### Task description
Extract every line that contains the word "which".

### Input
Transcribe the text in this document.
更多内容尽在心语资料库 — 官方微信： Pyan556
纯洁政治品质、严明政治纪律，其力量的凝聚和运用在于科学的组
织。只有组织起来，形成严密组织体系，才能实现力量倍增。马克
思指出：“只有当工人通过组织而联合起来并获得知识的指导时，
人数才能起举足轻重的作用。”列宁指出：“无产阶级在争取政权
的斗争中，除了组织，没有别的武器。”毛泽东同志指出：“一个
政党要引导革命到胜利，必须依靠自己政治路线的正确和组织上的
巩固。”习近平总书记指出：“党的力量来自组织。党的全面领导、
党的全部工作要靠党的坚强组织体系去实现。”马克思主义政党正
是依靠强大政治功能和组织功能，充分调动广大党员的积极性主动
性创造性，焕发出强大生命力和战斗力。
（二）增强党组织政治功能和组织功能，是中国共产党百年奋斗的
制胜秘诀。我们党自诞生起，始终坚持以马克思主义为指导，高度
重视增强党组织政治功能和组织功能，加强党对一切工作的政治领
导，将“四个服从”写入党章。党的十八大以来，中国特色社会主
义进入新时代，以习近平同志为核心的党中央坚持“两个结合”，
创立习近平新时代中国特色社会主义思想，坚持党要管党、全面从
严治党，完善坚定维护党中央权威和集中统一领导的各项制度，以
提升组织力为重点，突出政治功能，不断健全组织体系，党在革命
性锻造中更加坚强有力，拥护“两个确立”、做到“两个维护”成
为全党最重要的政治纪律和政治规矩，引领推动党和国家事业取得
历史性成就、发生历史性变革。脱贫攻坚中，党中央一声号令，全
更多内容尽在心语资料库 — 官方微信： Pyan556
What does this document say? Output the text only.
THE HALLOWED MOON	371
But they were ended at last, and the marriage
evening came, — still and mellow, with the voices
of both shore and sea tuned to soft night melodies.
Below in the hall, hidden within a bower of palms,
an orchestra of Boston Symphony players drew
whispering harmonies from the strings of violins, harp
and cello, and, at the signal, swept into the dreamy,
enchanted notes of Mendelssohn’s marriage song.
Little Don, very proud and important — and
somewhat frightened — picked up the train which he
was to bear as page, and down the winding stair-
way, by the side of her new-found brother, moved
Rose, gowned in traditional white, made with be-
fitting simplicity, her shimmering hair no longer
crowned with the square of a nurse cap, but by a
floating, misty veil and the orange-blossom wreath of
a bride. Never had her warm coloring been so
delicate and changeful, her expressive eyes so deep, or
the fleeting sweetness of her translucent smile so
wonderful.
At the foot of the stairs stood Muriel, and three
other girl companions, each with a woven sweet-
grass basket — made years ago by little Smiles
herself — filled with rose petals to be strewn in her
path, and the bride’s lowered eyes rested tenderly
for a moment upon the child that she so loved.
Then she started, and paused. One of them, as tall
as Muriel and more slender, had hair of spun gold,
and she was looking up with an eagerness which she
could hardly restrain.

### Final result
somewhat frightened — picked up the train which he
and she was looking up with an eagerness which she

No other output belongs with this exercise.